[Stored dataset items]
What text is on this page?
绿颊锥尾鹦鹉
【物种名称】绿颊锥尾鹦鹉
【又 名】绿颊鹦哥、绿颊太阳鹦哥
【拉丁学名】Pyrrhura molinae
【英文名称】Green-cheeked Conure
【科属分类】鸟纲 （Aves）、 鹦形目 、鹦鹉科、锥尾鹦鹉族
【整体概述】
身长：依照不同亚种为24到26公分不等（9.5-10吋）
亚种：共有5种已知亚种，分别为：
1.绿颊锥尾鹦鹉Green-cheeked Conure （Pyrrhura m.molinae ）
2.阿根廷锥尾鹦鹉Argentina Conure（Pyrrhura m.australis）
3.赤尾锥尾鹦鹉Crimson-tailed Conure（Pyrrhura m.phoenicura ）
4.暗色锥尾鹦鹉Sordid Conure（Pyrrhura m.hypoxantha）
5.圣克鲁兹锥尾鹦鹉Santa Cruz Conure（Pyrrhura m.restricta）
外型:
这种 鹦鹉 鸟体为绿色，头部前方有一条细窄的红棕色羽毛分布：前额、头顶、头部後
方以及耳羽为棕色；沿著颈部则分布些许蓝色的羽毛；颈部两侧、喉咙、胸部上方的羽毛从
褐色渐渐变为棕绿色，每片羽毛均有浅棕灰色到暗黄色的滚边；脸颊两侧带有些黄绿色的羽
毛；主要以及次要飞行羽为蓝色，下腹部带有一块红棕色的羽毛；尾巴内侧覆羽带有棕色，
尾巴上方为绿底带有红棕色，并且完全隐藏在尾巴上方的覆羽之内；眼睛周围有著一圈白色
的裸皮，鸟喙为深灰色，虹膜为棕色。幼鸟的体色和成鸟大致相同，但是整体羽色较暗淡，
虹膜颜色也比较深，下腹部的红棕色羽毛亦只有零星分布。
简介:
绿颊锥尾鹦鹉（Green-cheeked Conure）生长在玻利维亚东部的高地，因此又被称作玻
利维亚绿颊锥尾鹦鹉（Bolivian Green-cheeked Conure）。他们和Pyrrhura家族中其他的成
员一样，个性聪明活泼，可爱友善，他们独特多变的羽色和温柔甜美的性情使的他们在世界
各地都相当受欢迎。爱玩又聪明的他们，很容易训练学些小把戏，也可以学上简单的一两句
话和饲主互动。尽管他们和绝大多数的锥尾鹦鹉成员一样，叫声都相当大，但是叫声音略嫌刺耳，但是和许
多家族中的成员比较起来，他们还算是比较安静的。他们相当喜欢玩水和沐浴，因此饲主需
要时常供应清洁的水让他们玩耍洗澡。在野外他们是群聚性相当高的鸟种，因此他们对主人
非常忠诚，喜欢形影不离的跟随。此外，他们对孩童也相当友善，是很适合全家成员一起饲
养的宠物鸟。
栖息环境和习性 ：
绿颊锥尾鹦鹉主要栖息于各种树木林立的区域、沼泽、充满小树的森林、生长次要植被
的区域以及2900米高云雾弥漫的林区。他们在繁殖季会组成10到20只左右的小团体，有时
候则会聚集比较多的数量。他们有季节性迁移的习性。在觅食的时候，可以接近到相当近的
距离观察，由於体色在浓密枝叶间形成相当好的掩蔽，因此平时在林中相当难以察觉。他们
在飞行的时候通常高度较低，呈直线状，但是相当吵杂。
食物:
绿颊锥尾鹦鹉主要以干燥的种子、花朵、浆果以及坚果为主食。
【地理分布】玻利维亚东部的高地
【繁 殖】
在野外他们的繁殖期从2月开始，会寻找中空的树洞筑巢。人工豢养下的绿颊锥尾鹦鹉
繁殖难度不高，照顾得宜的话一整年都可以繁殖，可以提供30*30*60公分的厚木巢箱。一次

---

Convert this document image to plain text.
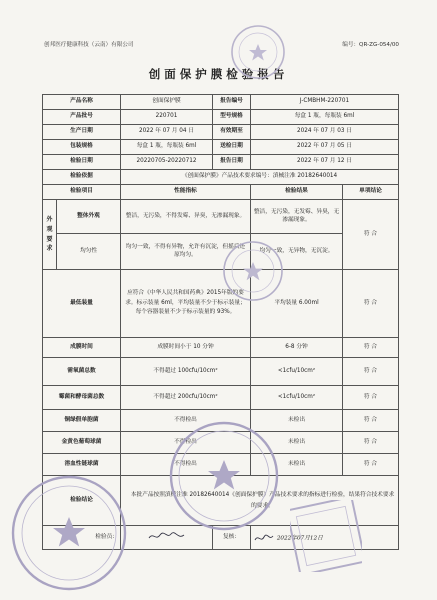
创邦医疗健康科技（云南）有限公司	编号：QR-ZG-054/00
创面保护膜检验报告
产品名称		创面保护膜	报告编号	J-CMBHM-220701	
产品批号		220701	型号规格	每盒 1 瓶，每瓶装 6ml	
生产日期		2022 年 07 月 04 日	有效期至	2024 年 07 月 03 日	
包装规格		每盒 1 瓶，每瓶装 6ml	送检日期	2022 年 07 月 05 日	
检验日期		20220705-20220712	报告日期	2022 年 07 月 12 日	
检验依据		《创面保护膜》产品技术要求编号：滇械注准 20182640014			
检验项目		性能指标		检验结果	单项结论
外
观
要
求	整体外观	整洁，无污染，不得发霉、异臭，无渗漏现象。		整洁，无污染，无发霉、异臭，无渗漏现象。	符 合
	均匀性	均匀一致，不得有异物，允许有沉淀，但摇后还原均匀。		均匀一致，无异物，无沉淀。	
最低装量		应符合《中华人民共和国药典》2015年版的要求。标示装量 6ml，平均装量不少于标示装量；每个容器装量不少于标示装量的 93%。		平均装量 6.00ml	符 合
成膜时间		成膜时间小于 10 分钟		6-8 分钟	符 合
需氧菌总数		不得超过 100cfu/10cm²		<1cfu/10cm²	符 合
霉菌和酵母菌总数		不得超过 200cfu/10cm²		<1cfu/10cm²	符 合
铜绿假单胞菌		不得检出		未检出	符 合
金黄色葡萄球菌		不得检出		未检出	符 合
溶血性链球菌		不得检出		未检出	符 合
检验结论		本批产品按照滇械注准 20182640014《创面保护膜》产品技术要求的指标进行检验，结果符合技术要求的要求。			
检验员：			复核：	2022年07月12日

...

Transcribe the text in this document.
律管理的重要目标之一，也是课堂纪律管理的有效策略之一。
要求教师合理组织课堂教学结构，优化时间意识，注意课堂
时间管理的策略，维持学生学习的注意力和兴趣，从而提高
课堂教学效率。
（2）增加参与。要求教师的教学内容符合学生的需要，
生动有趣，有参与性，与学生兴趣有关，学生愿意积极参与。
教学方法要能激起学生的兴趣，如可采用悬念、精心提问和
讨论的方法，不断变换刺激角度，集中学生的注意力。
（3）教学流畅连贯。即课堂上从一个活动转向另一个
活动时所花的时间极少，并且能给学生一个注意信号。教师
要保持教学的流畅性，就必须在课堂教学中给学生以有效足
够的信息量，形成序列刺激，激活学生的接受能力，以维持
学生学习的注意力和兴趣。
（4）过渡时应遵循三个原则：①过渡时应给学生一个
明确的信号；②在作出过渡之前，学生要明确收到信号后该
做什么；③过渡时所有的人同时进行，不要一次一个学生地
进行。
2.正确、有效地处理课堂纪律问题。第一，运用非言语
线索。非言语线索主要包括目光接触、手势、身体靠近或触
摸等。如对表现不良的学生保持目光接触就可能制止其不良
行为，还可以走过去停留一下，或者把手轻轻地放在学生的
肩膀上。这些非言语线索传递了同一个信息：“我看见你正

▶ YOUR OBJECTIVE: In the entries above, how many lines hold the word "this"? State the number and nothing else.

▶ COMPLETED TASK: 3